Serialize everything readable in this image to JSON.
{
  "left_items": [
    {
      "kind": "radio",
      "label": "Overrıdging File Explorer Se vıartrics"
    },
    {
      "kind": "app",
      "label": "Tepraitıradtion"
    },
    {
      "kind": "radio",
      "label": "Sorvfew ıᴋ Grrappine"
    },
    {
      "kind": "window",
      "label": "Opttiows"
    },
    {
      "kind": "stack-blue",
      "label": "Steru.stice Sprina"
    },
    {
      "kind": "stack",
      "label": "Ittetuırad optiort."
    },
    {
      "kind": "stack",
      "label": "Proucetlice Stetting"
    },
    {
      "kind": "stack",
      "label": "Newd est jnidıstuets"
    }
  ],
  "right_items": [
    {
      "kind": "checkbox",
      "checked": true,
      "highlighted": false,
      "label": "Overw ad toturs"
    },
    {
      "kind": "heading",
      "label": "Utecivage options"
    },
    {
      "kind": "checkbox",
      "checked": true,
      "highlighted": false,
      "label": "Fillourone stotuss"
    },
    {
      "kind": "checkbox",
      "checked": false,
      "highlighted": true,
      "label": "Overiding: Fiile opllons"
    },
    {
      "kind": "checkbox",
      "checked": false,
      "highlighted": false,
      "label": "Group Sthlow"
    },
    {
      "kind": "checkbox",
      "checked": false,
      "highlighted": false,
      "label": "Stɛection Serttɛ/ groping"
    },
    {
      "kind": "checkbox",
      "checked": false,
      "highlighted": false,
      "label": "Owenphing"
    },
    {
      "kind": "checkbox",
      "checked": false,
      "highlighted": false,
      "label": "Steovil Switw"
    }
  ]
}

→ Your goal
Extract the entries above verbatim.

→ Task answer
Serialize everything readable in this image to JSON.
{
  "left_items": [
    {
      "kind": "radio",
      "label": "Overrıdging File Explorer Se vıartrics"
    },
    {
      "kind": "app",
      "label": "Tepraitıradtion"
    },
    {
      "kind": "radio",
      "label": "Sorvfew ıᴋ Grrappine"
    },
    {
      "kind": "window",
      "label": "Opttiows"
    },
    {
      "kind": "stack-blue",
      "label": "Steru.stice Sprina"
    },
    {
      "kind": "stack",
      "label": "Ittetuırad optiort."
    },
    {
      "kind": "stack",
      "label": "Proucetlice Stetting"
    },
    {
      "kind": "stack",
      "label": "Newd est jnidıstuets"
    }
  ],
  "right_items": [
    {
      "kind": "checkbox",
      "checked": true,
      "highlighted": false,
      "label": "Overw ad toturs"
    },
    {
      "kind": "heading",
      "label": "Utecivage options"
    },
    {
      "kind": "checkbox",
      "checked": true,
      "highlighted": false,
      "label": "Fillourone stotuss"
    },
    {
      "kind": "checkbox",
      "checked": false,
      "highlighted": true,
      "label": "Overiding: Fiile opllons"
    },
    {
      "kind": "checkbox",
      "checked": false,
      "highlighted": false,
      "label": "Group Sthlow"
    },
    {
      "kind": "checkbox",
      "checked": false,
      "highlighted": false,
      "label": "Stɛection Serttɛ/ groping"
    },
    {
      "kind": "checkbox",
      "checked": false,
      "highlighted": false,
      "label": "Owenphing"
    },
    {
      "kind": "checkbox",
      "checked": false,
      "highlighted": false,
      "label": "Steovil Switw"
    }
  ]
}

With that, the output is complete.